Extracted records:
* Start *
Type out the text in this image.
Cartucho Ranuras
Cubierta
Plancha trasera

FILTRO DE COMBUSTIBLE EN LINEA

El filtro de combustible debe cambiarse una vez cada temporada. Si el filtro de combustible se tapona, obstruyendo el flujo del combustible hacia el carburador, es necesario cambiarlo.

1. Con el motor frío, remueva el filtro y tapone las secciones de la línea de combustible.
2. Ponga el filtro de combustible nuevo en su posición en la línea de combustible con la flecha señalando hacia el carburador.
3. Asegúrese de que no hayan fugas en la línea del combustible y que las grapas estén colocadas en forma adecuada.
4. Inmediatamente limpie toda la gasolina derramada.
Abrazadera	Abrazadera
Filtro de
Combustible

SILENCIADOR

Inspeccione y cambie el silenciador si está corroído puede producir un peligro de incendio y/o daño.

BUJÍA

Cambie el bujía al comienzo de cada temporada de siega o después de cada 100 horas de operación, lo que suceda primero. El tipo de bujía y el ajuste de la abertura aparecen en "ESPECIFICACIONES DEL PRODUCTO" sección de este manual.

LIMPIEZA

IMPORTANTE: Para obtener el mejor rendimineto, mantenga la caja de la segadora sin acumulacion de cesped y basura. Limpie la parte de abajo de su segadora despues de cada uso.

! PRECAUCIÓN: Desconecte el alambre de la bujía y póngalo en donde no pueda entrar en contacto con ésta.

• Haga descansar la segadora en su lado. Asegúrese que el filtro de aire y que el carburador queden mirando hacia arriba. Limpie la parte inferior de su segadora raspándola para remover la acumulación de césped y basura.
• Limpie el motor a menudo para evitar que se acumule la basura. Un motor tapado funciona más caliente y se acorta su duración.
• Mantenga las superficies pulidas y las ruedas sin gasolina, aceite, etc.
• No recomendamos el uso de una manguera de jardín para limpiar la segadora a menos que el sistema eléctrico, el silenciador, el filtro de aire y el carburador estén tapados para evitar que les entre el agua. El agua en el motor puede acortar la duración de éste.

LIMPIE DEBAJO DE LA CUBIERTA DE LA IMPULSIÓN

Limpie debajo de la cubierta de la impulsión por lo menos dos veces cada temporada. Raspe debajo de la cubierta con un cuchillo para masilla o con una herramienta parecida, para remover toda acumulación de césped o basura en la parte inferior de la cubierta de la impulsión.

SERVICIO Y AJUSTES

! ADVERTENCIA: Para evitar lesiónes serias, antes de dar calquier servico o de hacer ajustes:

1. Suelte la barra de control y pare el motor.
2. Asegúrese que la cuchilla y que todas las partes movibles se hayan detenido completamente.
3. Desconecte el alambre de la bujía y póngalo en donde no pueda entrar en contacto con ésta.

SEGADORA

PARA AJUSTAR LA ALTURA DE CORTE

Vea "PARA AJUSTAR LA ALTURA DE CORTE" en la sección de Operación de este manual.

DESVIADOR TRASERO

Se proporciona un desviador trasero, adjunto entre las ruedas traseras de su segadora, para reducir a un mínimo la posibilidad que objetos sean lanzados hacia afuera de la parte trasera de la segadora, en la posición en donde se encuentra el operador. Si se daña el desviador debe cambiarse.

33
* End *
• **Exercise**:
Provide solely the number of lines in the data that include the word "póngalo".

• **Final result**:
2